**Task to complete**
Each entry below is to be written out exactly, and the pictures are to be left out.
——
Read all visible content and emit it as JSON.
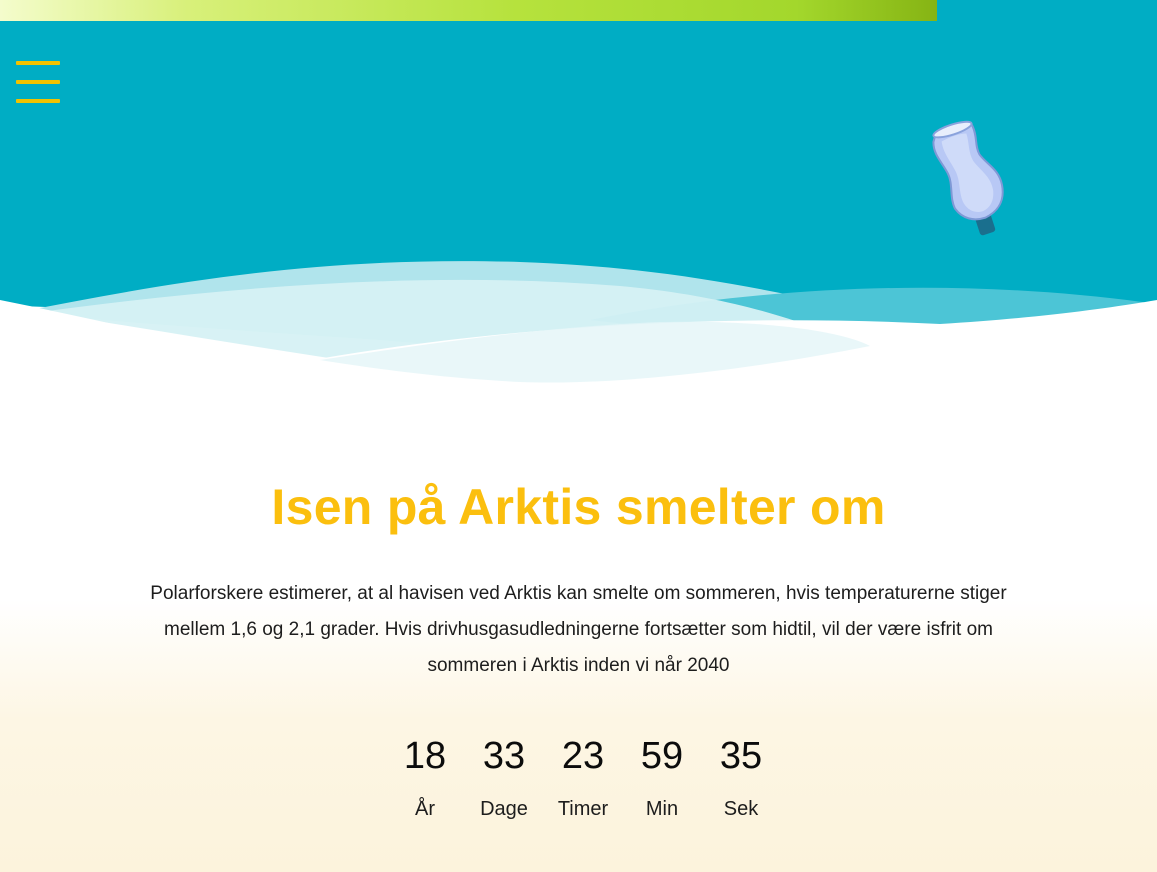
{
  "progress": {
    "value_pct": 81
  },
  "header": {
    "menu_icon": "hamburger-menu-icon"
  },
  "decoration": {
    "floating_object_icon": "plastic-bottle-icon"
  },
  "colors": {
    "ocean": "#00adc4",
    "accent_yellow": "#fbbf0e",
    "progress_green": "#a3d72c"
  },
  "main": {
    "title": "Isen på Arktis smelter om",
    "description": "Polarforskere estimerer, at al havisen ved Arktis kan smelte om sommeren, hvis temperaturerne stiger mellem 1,6 og 2,1 grader. Hvis drivhusgasudledningerne fortsætter som hidtil, vil der være isfrit om sommeren i Arktis inden vi når 2040"
  },
  "countdown": [
    {
      "value": "18",
      "label": "År"
    },
    {
      "value": "33",
      "label": "Dage"
    },
    {
      "value": "23",
      "label": "Timer"
    },
    {
      "value": "59",
      "label": "Min"
    },
    {
      "value": "35",
      "label": "Sek"
    }
  ]
}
——
**Solved exercise**
Read all visible content and emit it as JSON.
{
  "progress": {
    "value_pct": 81
  },
  "header": {
    "menu_icon": "hamburger-menu-icon"
  },
  "decoration": {
    "floating_object_icon": "plastic-bottle-icon"
  },
  "colors": {
    "ocean": "#00adc4",
    "accent_yellow": "#fbbf0e",
    "progress_green": "#a3d72c"
  },
  "main": {
    "title": "Isen på Arktis smelter om",
    "description": "Polarforskere estimerer, at al havisen ved Arktis kan smelte om sommeren, hvis temperaturerne stiger mellem 1,6 og 2,1 grader. Hvis drivhusgasudledningerne fortsætter som hidtil, vil der være isfrit om sommeren i Arktis inden vi når 2040"
  },
  "countdown": [
    {
      "value": "18",
      "label": "År"
    },
    {
      "value": "33",
      "label": "Dage"
    },
    {
      "value": "23",
      "label": "Timer"
    },
    {
      "value": "59",
      "label": "Min"
    },
    {
      "value": "35",
      "label": "Sek"
    }
  ]
}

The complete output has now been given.